## Stated goal
Skip every picture and transcribe the remaining material exactly.

## Source material

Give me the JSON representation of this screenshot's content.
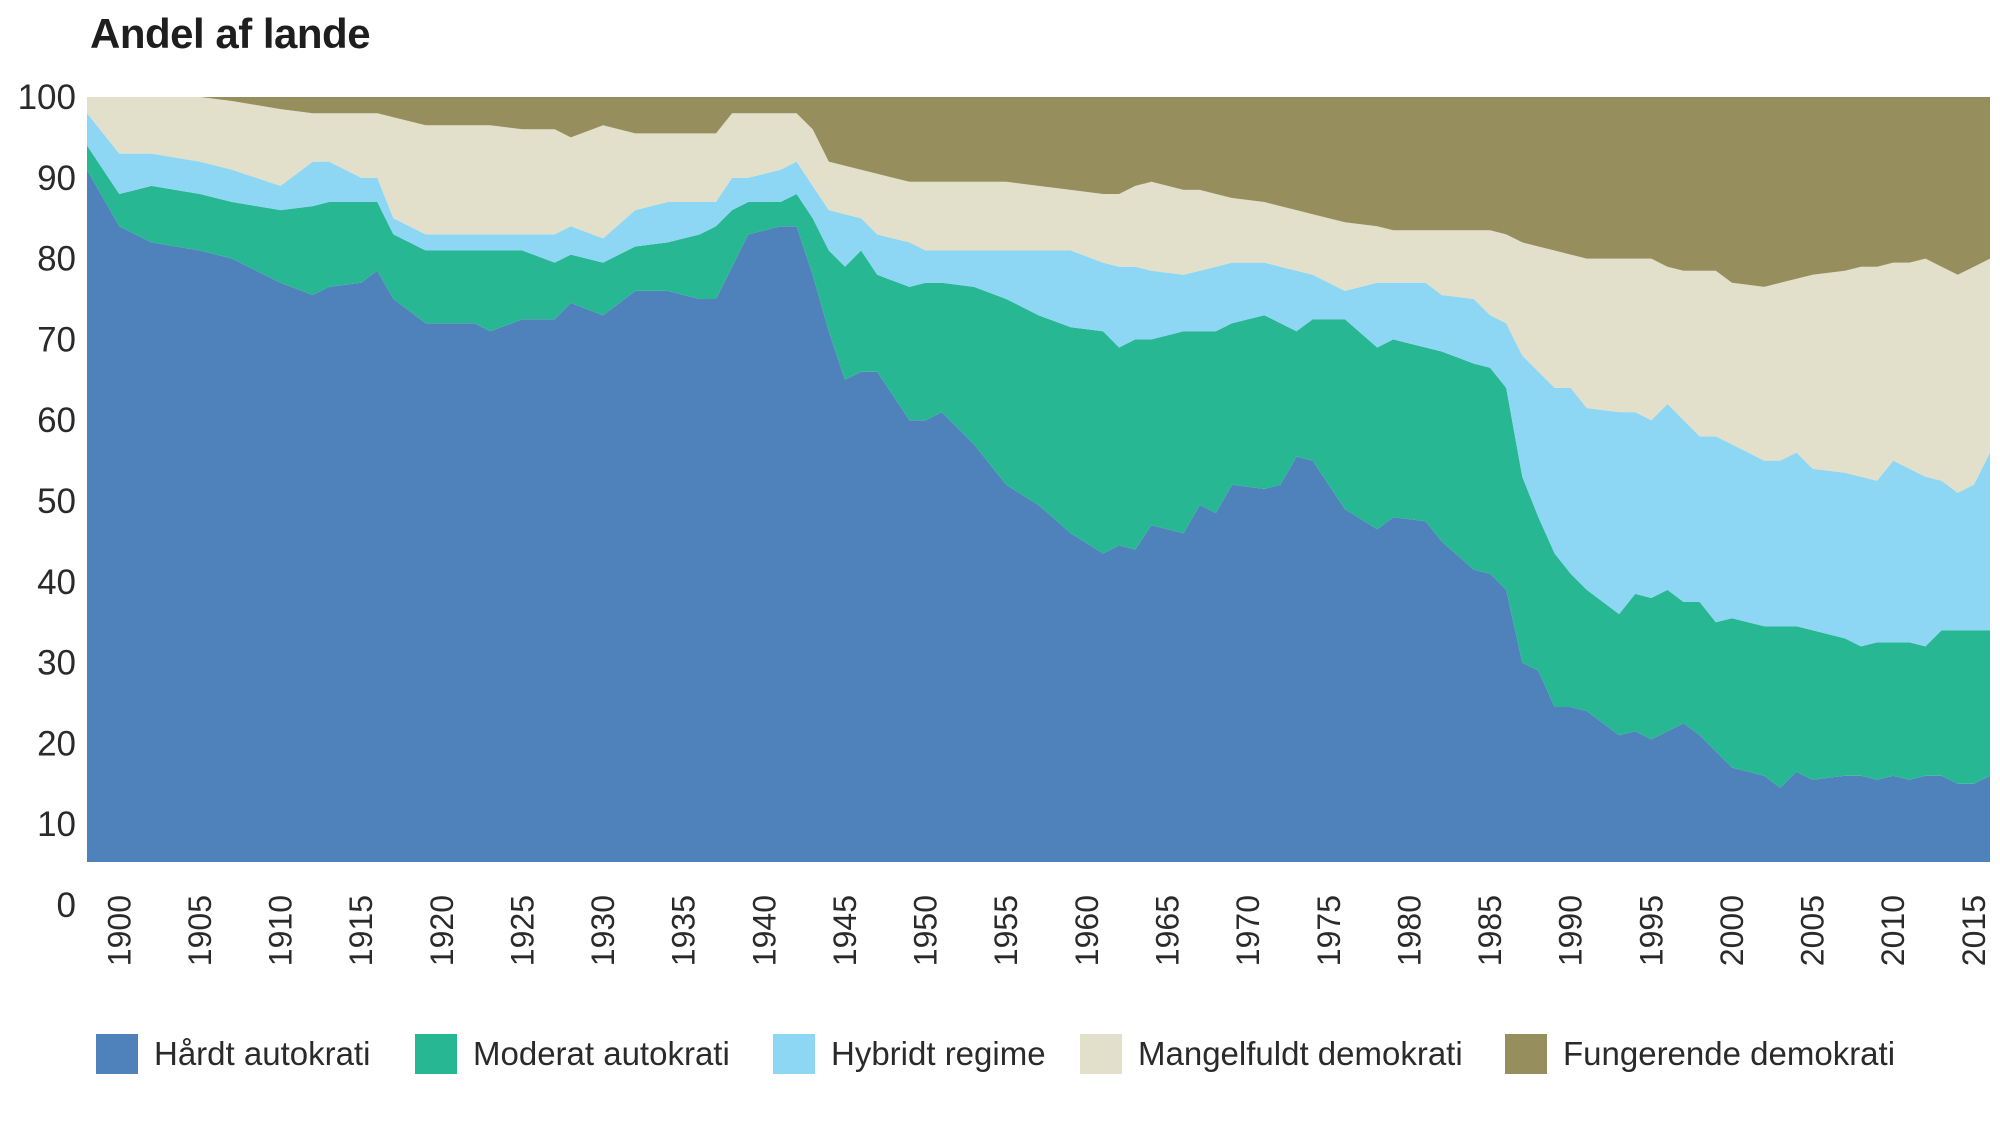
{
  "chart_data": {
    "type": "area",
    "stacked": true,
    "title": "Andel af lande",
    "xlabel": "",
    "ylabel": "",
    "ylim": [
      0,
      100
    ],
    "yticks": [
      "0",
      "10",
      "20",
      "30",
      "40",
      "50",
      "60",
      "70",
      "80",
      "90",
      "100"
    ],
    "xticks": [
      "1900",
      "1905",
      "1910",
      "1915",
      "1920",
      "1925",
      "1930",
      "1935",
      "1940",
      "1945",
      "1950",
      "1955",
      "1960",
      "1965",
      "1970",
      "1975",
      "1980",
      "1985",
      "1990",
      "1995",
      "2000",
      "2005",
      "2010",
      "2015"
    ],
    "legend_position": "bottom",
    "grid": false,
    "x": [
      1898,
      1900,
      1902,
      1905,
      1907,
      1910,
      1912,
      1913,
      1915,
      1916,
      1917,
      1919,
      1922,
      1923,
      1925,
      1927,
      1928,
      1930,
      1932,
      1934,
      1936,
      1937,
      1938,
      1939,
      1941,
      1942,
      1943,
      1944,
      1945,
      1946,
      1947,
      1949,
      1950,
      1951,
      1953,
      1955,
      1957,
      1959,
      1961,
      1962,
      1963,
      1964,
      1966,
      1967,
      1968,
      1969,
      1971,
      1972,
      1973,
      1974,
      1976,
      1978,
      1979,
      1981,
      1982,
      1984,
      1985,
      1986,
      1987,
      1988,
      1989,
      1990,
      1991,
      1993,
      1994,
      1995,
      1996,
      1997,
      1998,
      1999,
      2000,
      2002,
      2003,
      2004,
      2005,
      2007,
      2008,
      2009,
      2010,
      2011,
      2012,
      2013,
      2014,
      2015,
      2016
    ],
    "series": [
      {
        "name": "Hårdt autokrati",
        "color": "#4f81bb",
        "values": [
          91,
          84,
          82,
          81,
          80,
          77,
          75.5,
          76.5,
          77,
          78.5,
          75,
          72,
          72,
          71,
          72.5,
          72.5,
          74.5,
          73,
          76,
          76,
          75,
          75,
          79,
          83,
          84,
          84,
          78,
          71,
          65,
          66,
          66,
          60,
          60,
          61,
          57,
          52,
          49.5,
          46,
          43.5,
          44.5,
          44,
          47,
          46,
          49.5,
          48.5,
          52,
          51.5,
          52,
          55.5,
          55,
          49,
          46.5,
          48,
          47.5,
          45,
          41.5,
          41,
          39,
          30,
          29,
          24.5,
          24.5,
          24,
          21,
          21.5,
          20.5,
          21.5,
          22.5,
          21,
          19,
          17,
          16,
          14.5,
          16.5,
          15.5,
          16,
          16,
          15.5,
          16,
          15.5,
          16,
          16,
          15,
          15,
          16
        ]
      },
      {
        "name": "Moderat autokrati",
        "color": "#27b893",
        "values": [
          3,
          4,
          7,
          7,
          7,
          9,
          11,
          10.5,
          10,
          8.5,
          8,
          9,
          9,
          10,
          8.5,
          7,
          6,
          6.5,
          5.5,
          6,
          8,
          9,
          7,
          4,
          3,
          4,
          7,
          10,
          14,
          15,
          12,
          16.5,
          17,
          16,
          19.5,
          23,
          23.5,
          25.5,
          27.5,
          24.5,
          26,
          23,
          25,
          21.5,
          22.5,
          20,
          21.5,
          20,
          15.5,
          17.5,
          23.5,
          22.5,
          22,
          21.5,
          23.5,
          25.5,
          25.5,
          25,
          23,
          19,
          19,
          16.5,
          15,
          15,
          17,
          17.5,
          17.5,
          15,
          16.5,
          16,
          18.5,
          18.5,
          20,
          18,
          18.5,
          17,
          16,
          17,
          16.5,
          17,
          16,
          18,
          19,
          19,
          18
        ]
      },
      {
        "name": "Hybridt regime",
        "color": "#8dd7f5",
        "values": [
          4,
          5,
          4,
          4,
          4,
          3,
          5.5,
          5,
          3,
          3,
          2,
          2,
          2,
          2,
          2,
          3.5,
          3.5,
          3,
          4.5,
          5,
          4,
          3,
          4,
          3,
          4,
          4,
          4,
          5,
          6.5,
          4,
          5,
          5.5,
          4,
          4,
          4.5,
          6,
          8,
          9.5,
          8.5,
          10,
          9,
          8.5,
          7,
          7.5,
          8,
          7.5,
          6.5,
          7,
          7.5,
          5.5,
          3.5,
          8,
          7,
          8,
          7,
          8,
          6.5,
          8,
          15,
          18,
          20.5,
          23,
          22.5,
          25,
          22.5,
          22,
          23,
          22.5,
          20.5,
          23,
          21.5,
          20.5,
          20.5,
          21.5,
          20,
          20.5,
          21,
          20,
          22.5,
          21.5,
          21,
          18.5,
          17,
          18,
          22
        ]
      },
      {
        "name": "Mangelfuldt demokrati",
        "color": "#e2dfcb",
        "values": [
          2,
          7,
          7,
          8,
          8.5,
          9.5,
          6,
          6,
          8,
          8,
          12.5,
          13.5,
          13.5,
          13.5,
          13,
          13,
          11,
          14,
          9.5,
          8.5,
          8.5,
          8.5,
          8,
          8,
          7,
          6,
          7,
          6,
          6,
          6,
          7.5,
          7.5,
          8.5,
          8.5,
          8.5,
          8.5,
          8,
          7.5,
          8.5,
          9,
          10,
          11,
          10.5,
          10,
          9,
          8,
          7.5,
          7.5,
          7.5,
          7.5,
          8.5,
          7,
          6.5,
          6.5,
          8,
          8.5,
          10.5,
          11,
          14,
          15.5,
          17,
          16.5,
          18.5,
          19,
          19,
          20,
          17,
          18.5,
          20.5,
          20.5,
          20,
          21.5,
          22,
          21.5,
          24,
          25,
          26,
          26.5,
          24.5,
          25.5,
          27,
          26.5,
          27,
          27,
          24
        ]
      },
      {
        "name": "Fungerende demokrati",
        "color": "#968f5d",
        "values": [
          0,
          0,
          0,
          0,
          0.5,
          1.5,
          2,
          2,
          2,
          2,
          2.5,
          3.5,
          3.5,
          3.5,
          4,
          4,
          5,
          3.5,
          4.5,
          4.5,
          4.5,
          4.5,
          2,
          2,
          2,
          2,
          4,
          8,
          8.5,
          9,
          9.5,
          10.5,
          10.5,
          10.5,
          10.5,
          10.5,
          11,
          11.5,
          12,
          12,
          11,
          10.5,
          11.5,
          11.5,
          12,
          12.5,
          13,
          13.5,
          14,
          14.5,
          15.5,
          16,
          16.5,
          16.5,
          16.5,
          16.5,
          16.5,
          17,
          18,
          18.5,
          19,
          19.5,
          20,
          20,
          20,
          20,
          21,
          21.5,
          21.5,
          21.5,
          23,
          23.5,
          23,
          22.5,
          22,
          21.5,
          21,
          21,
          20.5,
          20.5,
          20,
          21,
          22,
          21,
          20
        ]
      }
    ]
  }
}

## Output for this exercise
Give me the JSON representation of this screenshot's content.
{
  "chart_data": {
    "type": "area",
    "stacked": true,
    "title": "Andel af lande",
    "xlabel": "",
    "ylabel": "",
    "ylim": [
      0,
      100
    ],
    "yticks": [
      "0",
      "10",
      "20",
      "30",
      "40",
      "50",
      "60",
      "70",
      "80",
      "90",
      "100"
    ],
    "xticks": [
      "1900",
      "1905",
      "1910",
      "1915",
      "1920",
      "1925",
      "1930",
      "1935",
      "1940",
      "1945",
      "1950",
      "1955",
      "1960",
      "1965",
      "1970",
      "1975",
      "1980",
      "1985",
      "1990",
      "1995",
      "2000",
      "2005",
      "2010",
      "2015"
    ],
    "legend_position": "bottom",
    "grid": false,
    "x": [
      1898,
      1900,
      1902,
      1905,
      1907,
      1910,
      1912,
      1913,
      1915,
      1916,
      1917,
      1919,
      1922,
      1923,
      1925,
      1927,
      1928,
      1930,
      1932,
      1934,
      1936,
      1937,
      1938,
      1939,
      1941,
      1942,
      1943,
      1944,
      1945,
      1946,
      1947,
      1949,
      1950,
      1951,
      1953,
      1955,
      1957,
      1959,
      1961,
      1962,
      1963,
      1964,
      1966,
      1967,
      1968,
      1969,
      1971,
      1972,
      1973,
      1974,
      1976,
      1978,
      1979,
      1981,
      1982,
      1984,
      1985,
      1986,
      1987,
      1988,
      1989,
      1990,
      1991,
      1993,
      1994,
      1995,
      1996,
      1997,
      1998,
      1999,
      2000,
      2002,
      2003,
      2004,
      2005,
      2007,
      2008,
      2009,
      2010,
      2011,
      2012,
      2013,
      2014,
      2015,
      2016
    ],
    "series": [
      {
        "name": "Hårdt autokrati",
        "color": "#4f81bb",
        "values": [
          91,
          84,
          82,
          81,
          80,
          77,
          75.5,
          76.5,
          77,
          78.5,
          75,
          72,
          72,
          71,
          72.5,
          72.5,
          74.5,
          73,
          76,
          76,
          75,
          75,
          79,
          83,
          84,
          84,
          78,
          71,
          65,
          66,
          66,
          60,
          60,
          61,
          57,
          52,
          49.5,
          46,
          43.5,
          44.5,
          44,
          47,
          46,
          49.5,
          48.5,
          52,
          51.5,
          52,
          55.5,
          55,
          49,
          46.5,
          48,
          47.5,
          45,
          41.5,
          41,
          39,
          30,
          29,
          24.5,
          24.5,
          24,
          21,
          21.5,
          20.5,
          21.5,
          22.5,
          21,
          19,
          17,
          16,
          14.5,
          16.5,
          15.5,
          16,
          16,
          15.5,
          16,
          15.5,
          16,
          16,
          15,
          15,
          16
        ]
      },
      {
        "name": "Moderat autokrati",
        "color": "#27b893",
        "values": [
          3,
          4,
          7,
          7,
          7,
          9,
          11,
          10.5,
          10,
          8.5,
          8,
          9,
          9,
          10,
          8.5,
          7,
          6,
          6.5,
          5.5,
          6,
          8,
          9,
          7,
          4,
          3,
          4,
          7,
          10,
          14,
          15,
          12,
          16.5,
          17,
          16,
          19.5,
          23,
          23.5,
          25.5,
          27.5,
          24.5,
          26,
          23,
          25,
          21.5,
          22.5,
          20,
          21.5,
          20,
          15.5,
          17.5,
          23.5,
          22.5,
          22,
          21.5,
          23.5,
          25.5,
          25.5,
          25,
          23,
          19,
          19,
          16.5,
          15,
          15,
          17,
          17.5,
          17.5,
          15,
          16.5,
          16,
          18.5,
          18.5,
          20,
          18,
          18.5,
          17,
          16,
          17,
          16.5,
          17,
          16,
          18,
          19,
          19,
          18
        ]
      },
      {
        "name": "Hybridt regime",
        "color": "#8dd7f5",
        "values": [
          4,
          5,
          4,
          4,
          4,
          3,
          5.5,
          5,
          3,
          3,
          2,
          2,
          2,
          2,
          2,
          3.5,
          3.5,
          3,
          4.5,
          5,
          4,
          3,
          4,
          3,
          4,
          4,
          4,
          5,
          6.5,
          4,
          5,
          5.5,
          4,
          4,
          4.5,
          6,
          8,
          9.5,
          8.5,
          10,
          9,
          8.5,
          7,
          7.5,
          8,
          7.5,
          6.5,
          7,
          7.5,
          5.5,
          3.5,
          8,
          7,
          8,
          7,
          8,
          6.5,
          8,
          15,
          18,
          20.5,
          23,
          22.5,
          25,
          22.5,
          22,
          23,
          22.5,
          20.5,
          23,
          21.5,
          20.5,
          20.5,
          21.5,
          20,
          20.5,
          21,
          20,
          22.5,
          21.5,
          21,
          18.5,
          17,
          18,
          22
        ]
      },
      {
        "name": "Mangelfuldt demokrati",
        "color": "#e2dfcb",
        "values": [
          2,
          7,
          7,
          8,
          8.5,
          9.5,
          6,
          6,
          8,
          8,
          12.5,
          13.5,
          13.5,
          13.5,
          13,
          13,
          11,
          14,
          9.5,
          8.5,
          8.5,
          8.5,
          8,
          8,
          7,
          6,
          7,
          6,
          6,
          6,
          7.5,
          7.5,
          8.5,
          8.5,
          8.5,
          8.5,
          8,
          7.5,
          8.5,
          9,
          10,
          11,
          10.5,
          10,
          9,
          8,
          7.5,
          7.5,
          7.5,
          7.5,
          8.5,
          7,
          6.5,
          6.5,
          8,
          8.5,
          10.5,
          11,
          14,
          15.5,
          17,
          16.5,
          18.5,
          19,
          19,
          20,
          17,
          18.5,
          20.5,
          20.5,
          20,
          21.5,
          22,
          21.5,
          24,
          25,
          26,
          26.5,
          24.5,
          25.5,
          27,
          26.5,
          27,
          27,
          24
        ]
      },
      {
        "name": "Fungerende demokrati",
        "color": "#968f5d",
        "values": [
          0,
          0,
          0,
          0,
          0.5,
          1.5,
          2,
          2,
          2,
          2,
          2.5,
          3.5,
          3.5,
          3.5,
          4,
          4,
          5,
          3.5,
          4.5,
          4.5,
          4.5,
          4.5,
          2,
          2,
          2,
          2,
          4,
          8,
          8.5,
          9,
          9.5,
          10.5,
          10.5,
          10.5,
          10.5,
          10.5,
          11,
          11.5,
          12,
          12,
          11,
          10.5,
          11.5,
          11.5,
          12,
          12.5,
          13,
          13.5,
          14,
          14.5,
          15.5,
          16,
          16.5,
          16.5,
          16.5,
          16.5,
          16.5,
          17,
          18,
          18.5,
          19,
          19.5,
          20,
          20,
          20,
          20,
          21,
          21.5,
          21.5,
          21.5,
          23,
          23.5,
          23,
          22.5,
          22,
          21.5,
          21,
          21,
          20.5,
          20.5,
          20,
          21,
          22,
          21,
          20
        ]
      }
    ]
  }
}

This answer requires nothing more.